# The exercise:
Pick every line from the data that holds the word "principles".

(A run of records)
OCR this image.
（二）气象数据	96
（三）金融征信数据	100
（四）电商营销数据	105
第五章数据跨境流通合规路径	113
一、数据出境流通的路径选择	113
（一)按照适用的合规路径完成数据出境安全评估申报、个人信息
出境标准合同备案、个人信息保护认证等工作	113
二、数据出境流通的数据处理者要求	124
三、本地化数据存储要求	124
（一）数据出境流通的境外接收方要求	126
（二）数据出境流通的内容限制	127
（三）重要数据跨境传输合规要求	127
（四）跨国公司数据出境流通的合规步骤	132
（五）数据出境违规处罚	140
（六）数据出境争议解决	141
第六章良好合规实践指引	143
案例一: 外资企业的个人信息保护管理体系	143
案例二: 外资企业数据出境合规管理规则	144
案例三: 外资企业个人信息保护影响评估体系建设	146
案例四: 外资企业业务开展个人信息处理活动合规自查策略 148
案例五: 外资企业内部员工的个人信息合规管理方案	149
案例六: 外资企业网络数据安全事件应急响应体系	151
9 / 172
--
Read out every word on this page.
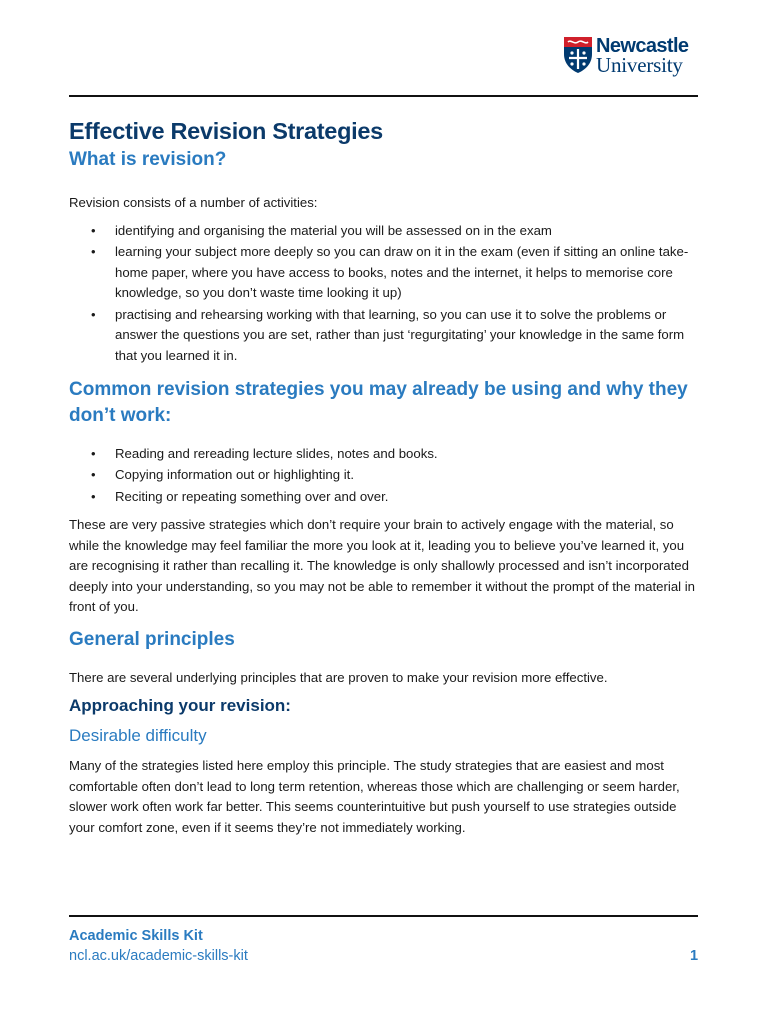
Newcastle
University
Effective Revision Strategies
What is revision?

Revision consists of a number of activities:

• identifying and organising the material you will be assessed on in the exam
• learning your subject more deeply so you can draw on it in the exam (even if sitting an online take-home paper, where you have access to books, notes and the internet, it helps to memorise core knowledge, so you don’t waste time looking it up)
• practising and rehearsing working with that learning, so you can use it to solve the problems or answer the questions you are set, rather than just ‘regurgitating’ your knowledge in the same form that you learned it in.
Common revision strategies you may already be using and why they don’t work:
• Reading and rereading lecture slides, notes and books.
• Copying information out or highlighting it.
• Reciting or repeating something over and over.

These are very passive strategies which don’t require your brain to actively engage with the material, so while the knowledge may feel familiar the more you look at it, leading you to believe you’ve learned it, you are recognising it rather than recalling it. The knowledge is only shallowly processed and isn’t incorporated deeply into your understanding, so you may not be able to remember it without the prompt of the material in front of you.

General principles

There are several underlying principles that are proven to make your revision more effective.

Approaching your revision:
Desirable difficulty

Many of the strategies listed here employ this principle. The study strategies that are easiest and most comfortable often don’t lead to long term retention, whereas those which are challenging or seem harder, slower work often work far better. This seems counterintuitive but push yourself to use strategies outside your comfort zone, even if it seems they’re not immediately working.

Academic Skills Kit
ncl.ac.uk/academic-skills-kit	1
...
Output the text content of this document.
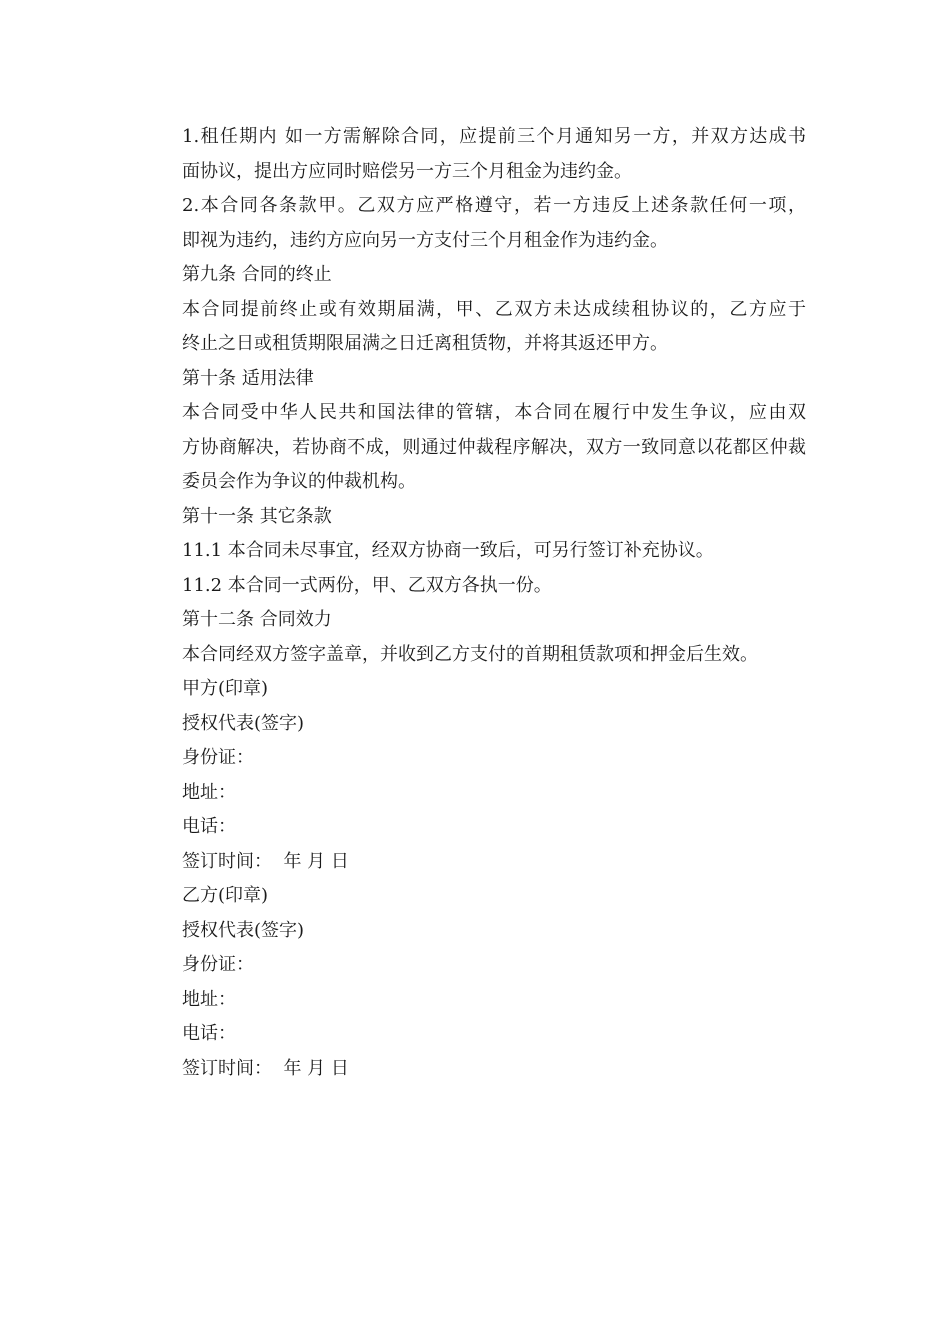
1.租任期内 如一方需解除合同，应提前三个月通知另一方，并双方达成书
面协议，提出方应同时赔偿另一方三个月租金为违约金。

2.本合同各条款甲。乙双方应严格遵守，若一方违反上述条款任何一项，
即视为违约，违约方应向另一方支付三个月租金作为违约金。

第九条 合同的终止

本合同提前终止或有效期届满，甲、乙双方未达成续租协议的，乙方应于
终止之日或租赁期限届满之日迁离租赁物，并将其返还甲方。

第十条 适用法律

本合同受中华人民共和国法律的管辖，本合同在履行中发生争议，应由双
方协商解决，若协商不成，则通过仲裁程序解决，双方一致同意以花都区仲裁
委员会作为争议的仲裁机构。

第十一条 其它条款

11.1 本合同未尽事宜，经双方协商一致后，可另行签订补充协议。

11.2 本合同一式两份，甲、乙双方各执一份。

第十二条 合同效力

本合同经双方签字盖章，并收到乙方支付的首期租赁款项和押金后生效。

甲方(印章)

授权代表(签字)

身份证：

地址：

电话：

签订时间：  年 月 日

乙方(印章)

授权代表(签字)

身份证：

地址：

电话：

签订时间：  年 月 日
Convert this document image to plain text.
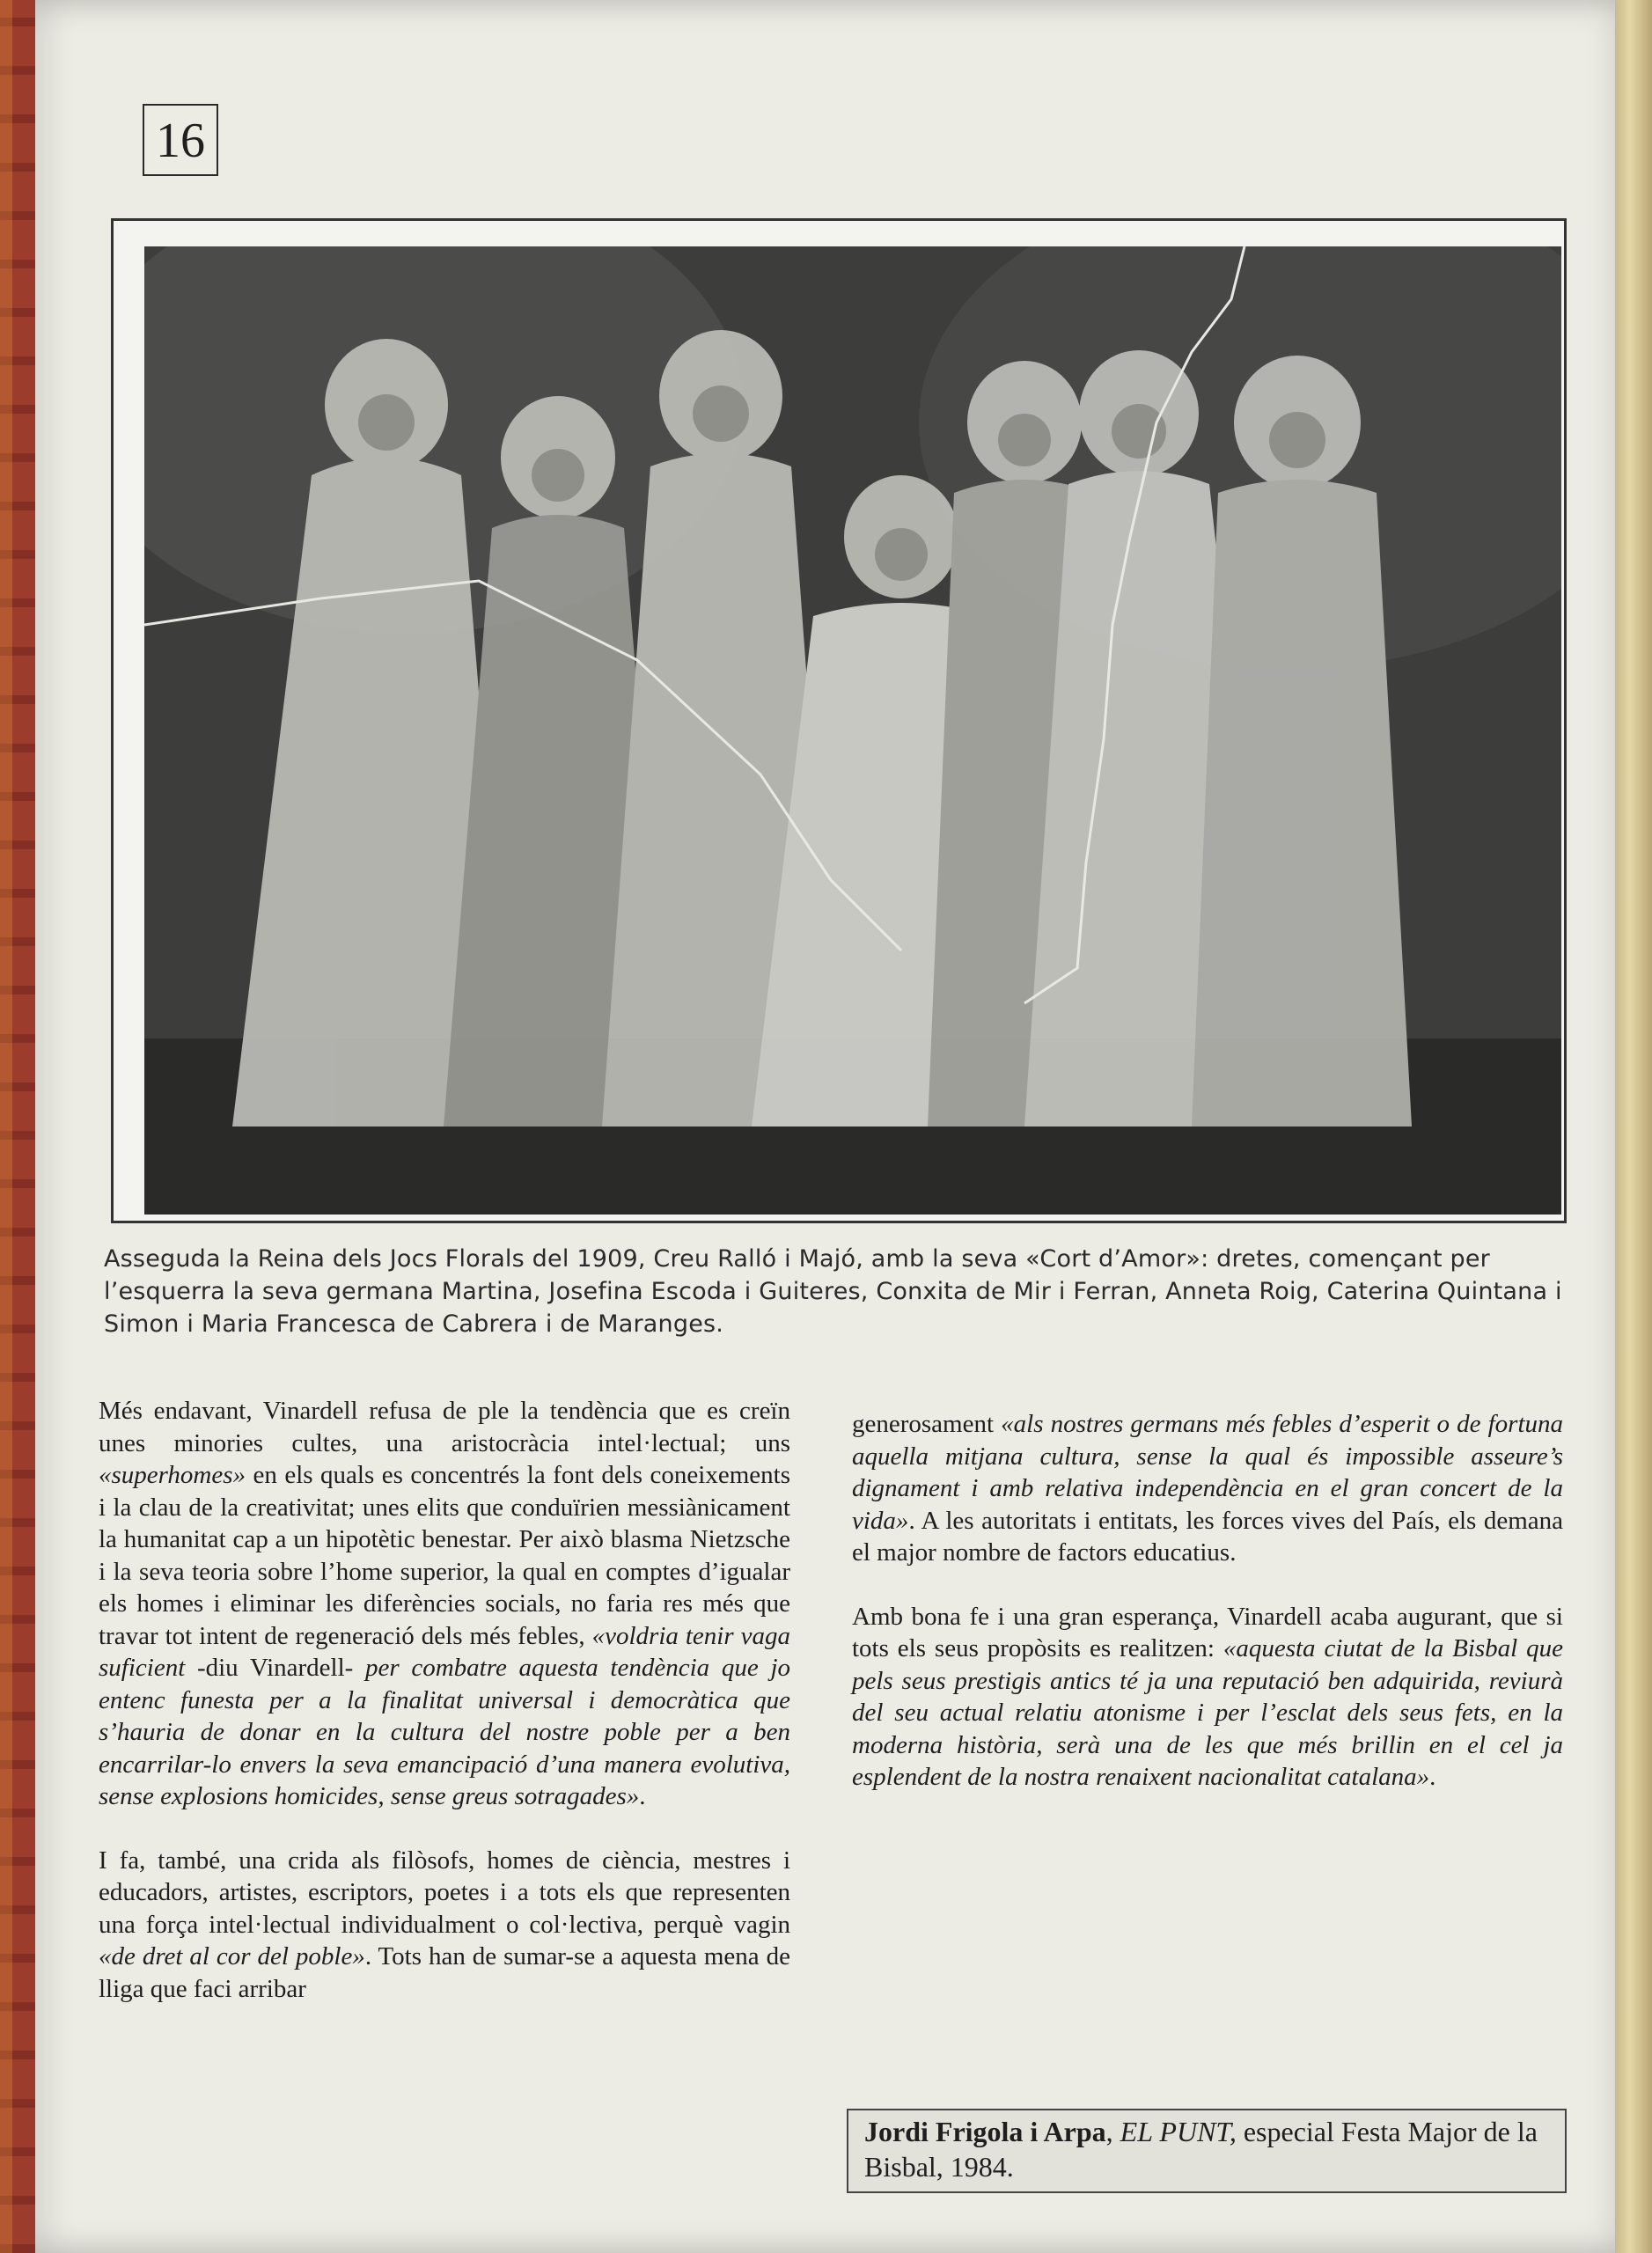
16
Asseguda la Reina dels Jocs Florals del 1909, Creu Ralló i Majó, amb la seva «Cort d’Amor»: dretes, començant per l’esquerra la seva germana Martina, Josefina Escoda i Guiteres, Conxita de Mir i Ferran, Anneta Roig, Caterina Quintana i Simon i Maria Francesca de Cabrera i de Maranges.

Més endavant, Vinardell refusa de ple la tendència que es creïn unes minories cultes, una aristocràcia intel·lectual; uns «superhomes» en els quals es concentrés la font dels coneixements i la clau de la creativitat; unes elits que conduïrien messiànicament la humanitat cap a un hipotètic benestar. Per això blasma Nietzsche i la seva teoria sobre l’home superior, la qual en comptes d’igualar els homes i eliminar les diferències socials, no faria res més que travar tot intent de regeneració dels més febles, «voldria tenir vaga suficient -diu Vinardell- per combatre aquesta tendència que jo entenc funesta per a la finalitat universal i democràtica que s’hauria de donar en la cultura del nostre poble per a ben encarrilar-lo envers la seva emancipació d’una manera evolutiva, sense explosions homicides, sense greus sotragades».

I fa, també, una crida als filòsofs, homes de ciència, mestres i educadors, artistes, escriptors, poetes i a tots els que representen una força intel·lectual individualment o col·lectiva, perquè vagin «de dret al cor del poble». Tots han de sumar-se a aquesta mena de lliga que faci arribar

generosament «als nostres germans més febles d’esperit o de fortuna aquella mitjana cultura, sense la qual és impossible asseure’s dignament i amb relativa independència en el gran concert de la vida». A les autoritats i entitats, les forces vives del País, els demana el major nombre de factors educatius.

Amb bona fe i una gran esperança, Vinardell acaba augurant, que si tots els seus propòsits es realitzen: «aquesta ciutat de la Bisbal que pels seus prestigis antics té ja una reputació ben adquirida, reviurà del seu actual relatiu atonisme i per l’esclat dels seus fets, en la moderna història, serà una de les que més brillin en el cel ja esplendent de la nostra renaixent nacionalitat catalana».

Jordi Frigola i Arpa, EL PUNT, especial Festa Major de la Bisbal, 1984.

# Task response:
General principles
There are several underlying principles that are proven to make your revision more effective.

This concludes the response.